## start TASK INPUT

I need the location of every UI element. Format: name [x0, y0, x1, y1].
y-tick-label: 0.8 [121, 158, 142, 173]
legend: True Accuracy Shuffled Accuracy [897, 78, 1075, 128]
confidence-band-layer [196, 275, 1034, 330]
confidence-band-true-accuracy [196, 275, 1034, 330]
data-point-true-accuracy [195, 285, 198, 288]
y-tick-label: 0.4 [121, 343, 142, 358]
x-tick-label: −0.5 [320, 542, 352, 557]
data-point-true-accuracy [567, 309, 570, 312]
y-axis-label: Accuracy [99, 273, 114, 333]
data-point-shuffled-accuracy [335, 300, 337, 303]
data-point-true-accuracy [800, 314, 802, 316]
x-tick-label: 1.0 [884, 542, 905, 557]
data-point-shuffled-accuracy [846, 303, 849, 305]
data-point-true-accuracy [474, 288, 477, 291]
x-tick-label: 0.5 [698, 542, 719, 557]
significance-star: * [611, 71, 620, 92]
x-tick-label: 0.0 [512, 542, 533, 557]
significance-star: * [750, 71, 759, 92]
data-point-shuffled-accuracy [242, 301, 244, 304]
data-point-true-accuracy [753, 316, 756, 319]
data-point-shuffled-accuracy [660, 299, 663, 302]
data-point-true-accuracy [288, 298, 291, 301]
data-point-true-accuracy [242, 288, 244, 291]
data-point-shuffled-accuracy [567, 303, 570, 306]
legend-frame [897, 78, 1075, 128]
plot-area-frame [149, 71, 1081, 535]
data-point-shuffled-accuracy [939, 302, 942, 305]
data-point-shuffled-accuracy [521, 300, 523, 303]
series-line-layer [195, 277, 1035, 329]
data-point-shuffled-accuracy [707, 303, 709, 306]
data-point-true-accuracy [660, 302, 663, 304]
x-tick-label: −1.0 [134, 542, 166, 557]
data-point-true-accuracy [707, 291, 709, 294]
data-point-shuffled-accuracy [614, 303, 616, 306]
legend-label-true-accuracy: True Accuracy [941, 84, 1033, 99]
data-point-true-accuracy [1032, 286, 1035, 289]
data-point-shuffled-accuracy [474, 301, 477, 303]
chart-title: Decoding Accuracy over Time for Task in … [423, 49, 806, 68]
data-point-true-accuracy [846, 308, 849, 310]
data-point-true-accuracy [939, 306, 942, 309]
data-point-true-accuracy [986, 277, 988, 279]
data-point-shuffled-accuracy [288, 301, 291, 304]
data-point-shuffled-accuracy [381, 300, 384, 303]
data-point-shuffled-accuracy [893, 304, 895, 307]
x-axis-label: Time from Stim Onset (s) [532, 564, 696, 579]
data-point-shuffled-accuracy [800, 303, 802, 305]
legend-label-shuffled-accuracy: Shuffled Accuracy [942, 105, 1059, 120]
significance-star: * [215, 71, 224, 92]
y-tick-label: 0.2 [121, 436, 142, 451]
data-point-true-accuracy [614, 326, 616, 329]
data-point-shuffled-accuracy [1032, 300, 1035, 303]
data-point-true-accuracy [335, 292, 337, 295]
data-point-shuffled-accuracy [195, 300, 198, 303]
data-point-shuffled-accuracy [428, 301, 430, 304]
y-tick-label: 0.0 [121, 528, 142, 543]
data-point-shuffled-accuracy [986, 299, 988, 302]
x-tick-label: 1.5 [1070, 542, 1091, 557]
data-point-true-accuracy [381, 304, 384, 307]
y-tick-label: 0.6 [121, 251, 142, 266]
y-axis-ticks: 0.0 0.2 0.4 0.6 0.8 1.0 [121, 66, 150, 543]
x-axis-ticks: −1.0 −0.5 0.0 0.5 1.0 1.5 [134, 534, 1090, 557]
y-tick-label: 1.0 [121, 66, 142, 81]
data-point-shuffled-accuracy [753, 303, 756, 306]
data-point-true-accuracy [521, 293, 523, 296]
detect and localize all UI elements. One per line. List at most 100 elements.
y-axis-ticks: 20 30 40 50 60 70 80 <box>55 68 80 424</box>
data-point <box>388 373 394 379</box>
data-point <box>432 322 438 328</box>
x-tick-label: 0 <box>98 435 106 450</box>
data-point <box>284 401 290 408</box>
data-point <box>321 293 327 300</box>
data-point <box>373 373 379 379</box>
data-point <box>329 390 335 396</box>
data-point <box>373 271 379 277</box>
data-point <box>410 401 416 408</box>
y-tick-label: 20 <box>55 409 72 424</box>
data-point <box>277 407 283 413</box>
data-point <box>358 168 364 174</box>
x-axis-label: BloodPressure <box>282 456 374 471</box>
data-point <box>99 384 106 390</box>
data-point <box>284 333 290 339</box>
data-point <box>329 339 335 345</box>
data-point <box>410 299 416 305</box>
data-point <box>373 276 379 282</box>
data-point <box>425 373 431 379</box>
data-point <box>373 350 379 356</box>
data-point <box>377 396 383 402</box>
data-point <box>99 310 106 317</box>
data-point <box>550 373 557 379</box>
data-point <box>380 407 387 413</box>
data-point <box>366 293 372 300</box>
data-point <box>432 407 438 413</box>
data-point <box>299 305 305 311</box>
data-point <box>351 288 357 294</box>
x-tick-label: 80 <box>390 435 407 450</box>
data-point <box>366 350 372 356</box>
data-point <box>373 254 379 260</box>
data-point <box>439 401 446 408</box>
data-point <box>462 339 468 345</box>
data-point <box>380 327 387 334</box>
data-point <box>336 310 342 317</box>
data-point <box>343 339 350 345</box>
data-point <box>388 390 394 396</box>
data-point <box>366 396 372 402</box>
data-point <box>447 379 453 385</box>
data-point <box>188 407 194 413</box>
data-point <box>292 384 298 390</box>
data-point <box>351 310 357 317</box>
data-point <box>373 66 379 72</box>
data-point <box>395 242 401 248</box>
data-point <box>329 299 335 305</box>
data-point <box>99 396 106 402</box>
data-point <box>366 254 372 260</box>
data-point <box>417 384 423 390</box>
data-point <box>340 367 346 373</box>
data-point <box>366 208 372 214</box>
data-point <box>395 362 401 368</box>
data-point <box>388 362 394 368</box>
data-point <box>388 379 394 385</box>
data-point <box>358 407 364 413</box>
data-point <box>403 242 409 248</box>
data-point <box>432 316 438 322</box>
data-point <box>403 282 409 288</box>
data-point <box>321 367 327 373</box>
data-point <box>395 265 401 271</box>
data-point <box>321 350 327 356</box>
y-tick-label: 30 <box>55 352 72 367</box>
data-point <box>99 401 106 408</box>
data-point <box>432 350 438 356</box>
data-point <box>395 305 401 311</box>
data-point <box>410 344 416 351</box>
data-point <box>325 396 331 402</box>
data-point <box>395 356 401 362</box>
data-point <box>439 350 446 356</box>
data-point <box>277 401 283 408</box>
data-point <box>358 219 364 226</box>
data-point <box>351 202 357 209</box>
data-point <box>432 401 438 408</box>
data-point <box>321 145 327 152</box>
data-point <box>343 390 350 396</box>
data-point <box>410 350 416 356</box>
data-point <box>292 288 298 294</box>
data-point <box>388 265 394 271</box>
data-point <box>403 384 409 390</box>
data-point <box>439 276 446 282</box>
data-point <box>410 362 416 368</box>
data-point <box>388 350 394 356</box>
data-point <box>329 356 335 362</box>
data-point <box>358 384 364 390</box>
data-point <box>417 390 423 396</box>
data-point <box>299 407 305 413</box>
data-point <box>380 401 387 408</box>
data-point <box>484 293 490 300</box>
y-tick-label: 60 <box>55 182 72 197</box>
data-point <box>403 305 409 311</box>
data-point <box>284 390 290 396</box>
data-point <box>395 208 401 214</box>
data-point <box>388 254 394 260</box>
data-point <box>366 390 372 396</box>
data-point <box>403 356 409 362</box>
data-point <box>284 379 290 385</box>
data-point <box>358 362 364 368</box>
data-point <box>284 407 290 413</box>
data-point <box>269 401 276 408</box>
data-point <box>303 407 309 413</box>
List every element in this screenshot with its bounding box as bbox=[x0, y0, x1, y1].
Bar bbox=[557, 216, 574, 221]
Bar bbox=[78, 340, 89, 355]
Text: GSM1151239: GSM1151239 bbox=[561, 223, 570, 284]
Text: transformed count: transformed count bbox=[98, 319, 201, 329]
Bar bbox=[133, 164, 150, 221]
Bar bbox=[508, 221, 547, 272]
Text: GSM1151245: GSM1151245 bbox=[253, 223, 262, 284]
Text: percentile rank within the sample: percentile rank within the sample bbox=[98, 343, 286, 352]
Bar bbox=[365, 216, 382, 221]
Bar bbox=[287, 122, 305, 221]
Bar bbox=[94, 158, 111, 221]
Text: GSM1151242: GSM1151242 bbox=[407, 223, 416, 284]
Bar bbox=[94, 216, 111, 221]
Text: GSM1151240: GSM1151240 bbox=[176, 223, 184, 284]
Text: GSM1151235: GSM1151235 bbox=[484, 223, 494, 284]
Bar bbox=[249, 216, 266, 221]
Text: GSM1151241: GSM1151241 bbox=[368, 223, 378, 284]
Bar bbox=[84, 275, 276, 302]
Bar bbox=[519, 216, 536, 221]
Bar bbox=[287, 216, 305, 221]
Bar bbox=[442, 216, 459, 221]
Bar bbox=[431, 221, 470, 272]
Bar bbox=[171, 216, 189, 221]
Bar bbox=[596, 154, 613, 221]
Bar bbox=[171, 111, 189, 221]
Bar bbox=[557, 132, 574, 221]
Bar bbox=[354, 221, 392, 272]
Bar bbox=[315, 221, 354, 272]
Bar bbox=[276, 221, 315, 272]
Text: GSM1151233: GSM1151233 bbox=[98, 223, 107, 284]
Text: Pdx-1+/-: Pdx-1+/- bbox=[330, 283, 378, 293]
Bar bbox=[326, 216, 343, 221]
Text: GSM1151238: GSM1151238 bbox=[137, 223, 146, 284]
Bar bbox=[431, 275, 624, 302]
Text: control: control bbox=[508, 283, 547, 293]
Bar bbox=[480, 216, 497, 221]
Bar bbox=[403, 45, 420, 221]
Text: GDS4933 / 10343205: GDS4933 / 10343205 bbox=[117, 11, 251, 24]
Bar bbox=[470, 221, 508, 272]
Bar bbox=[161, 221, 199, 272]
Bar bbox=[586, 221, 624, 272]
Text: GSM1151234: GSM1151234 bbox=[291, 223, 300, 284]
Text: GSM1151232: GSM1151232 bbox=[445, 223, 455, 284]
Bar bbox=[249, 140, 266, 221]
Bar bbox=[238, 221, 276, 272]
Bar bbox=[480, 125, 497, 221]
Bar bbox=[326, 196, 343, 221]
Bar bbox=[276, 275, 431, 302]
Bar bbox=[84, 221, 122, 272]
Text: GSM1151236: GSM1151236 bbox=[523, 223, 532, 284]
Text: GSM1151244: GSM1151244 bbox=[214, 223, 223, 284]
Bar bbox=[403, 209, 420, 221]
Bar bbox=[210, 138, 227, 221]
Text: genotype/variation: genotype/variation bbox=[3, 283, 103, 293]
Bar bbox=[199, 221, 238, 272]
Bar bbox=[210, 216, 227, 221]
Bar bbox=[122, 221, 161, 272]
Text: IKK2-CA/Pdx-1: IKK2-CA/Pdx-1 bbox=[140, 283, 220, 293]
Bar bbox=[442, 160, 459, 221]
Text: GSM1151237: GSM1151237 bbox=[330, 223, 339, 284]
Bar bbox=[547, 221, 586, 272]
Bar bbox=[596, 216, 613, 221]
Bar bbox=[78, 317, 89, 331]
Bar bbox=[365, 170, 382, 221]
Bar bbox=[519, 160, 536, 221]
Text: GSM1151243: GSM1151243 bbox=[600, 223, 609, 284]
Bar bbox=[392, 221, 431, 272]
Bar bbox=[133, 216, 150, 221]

## end TASK INPUT

Edit the stretch from the start of the records through the line containing "y-tick-label: 0.4 [121, 343, 142, 358]" by replacing "Shuffled Accuracy" with "Permuted Accuracy", and give those lines back with everything else unchanged.

I need the location of every UI element. Format: name [x0, y0, x1, y1].
y-tick-label: 0.8 [121, 158, 142, 173]
legend: True Accuracy Permuted Accuracy [897, 78, 1075, 128]
confidence-band-layer [196, 275, 1034, 330]
confidence-band-true-accuracy [196, 275, 1034, 330]
data-point-true-accuracy [195, 285, 198, 288]
y-tick-label: 0.4 [121, 343, 142, 358]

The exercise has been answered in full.